>> Start ENTRIES SHOWN
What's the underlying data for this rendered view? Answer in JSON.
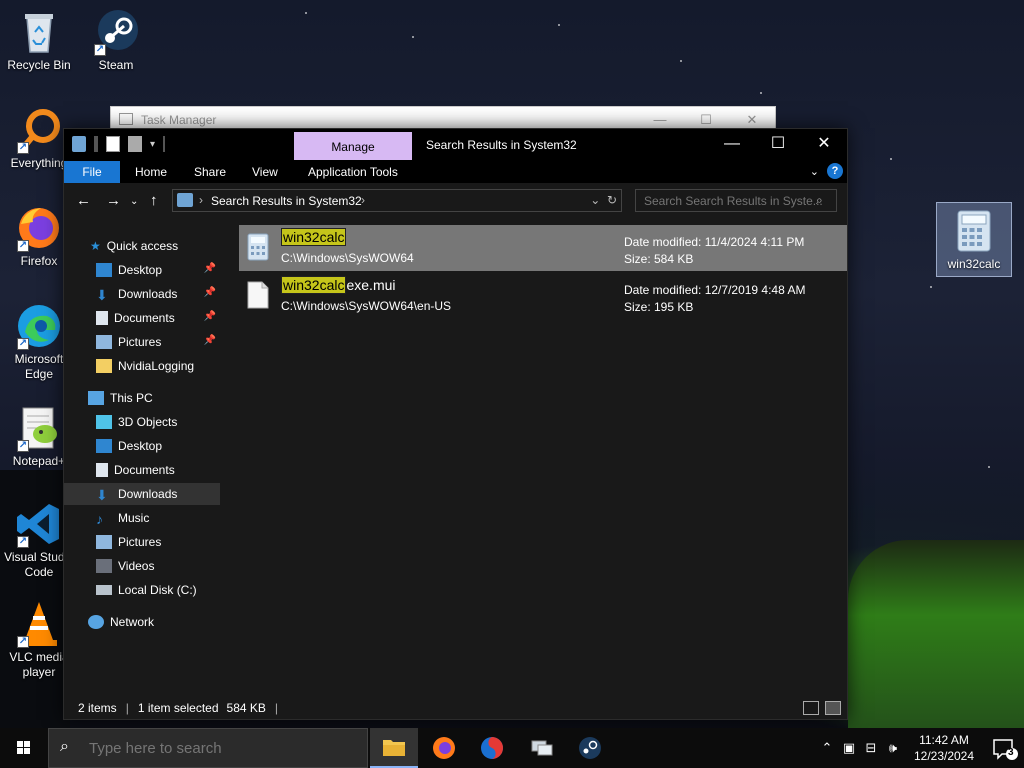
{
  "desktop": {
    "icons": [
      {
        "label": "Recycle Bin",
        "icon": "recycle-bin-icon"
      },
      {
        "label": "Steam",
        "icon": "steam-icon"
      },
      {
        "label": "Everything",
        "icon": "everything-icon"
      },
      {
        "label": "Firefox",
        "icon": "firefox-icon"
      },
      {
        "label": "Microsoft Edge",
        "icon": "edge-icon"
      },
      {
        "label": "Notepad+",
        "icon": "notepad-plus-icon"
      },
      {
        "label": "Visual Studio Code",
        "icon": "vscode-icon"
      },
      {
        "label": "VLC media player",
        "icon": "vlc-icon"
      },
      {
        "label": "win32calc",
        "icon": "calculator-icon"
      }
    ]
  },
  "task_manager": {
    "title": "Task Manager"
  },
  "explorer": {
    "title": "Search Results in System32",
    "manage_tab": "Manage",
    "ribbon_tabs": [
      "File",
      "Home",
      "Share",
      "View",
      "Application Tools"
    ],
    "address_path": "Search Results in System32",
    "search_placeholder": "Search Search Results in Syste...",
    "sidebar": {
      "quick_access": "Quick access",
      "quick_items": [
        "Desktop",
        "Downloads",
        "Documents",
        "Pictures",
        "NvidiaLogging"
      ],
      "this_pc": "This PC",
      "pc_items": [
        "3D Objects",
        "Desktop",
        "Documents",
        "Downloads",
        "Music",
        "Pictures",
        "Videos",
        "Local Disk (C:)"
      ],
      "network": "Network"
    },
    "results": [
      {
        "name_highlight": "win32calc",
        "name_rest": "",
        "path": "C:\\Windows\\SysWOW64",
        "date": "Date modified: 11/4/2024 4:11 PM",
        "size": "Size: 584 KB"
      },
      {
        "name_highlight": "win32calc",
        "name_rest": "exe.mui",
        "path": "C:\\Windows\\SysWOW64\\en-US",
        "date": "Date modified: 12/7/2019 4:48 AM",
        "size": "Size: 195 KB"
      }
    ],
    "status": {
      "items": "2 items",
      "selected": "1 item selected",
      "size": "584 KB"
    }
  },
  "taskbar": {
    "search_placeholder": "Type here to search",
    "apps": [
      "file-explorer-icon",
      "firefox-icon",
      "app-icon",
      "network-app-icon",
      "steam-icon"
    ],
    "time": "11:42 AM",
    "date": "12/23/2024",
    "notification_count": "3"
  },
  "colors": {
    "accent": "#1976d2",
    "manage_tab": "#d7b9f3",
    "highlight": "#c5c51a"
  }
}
>> End ENTRIES SHOWN
EXERCISE: Find all lines holding the string "label" and copy them.

WRITTEN REPLY:
        "label": "Recycle Bin",
        "label": "Steam",
        "label": "Everything",
        "label": "Firefox",
        "label": "Microsoft Edge",
        "label": "Notepad+",
        "label": "Visual Studio Code",
        "label": "VLC media player",
        "label": "win32calc",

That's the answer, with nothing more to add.